— begin Input —

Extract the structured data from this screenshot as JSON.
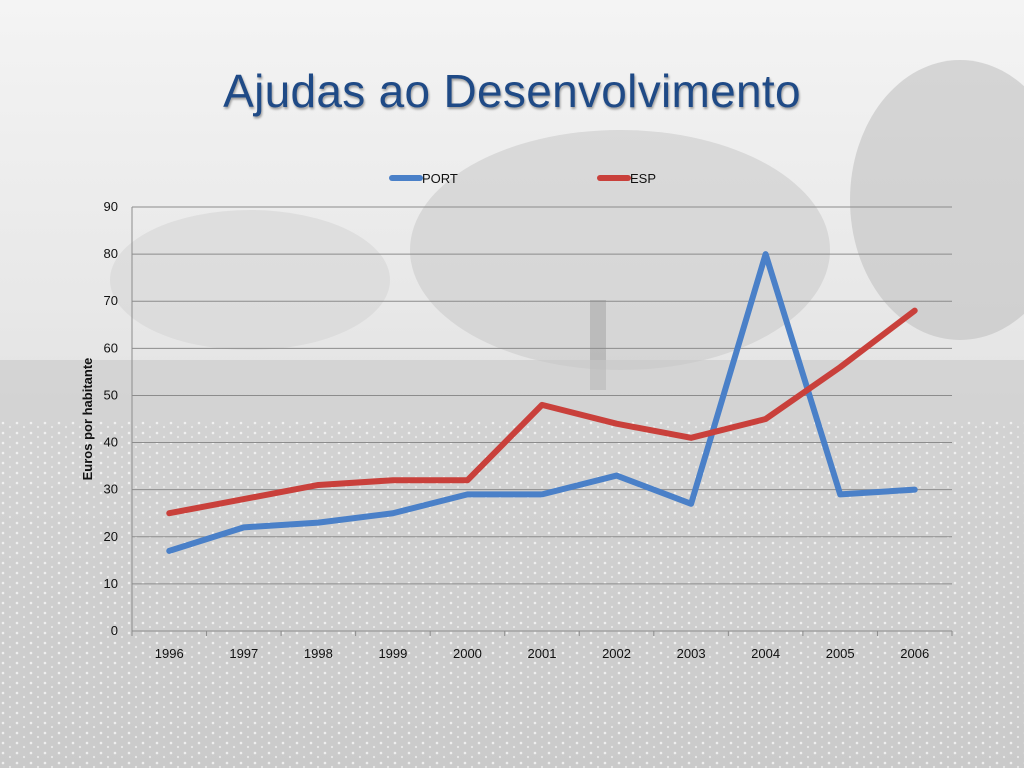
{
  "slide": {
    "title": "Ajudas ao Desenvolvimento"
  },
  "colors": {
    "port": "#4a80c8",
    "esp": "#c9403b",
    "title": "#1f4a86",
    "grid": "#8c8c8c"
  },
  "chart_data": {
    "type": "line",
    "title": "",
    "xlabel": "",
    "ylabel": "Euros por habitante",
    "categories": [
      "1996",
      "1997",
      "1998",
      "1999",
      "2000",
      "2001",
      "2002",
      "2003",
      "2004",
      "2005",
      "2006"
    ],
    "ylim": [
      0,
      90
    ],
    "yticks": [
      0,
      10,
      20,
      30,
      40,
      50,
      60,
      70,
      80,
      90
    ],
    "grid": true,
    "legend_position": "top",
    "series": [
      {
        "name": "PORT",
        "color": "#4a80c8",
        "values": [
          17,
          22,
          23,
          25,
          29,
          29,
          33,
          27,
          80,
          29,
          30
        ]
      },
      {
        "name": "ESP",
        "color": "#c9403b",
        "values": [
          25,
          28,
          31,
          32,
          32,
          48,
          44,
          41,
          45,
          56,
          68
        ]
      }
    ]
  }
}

— end Input —

_Objective_
Copy everything in the records above except the pictures, exactly as written.

_Solution below_
Extract the structured data from this screenshot as JSON.
{
  "slide": {
    "title": "Ajudas ao Desenvolvimento"
  },
  "colors": {
    "port": "#4a80c8",
    "esp": "#c9403b",
    "title": "#1f4a86",
    "grid": "#8c8c8c"
  },
  "chart_data": {
    "type": "line",
    "title": "",
    "xlabel": "",
    "ylabel": "Euros por habitante",
    "categories": [
      "1996",
      "1997",
      "1998",
      "1999",
      "2000",
      "2001",
      "2002",
      "2003",
      "2004",
      "2005",
      "2006"
    ],
    "ylim": [
      0,
      90
    ],
    "yticks": [
      0,
      10,
      20,
      30,
      40,
      50,
      60,
      70,
      80,
      90
    ],
    "grid": true,
    "legend_position": "top",
    "series": [
      {
        "name": "PORT",
        "color": "#4a80c8",
        "values": [
          17,
          22,
          23,
          25,
          29,
          29,
          33,
          27,
          80,
          29,
          30
        ]
      },
      {
        "name": "ESP",
        "color": "#c9403b",
        "values": [
          25,
          28,
          31,
          32,
          32,
          48,
          44,
          41,
          45,
          56,
          68
        ]
      }
    ]
  }
}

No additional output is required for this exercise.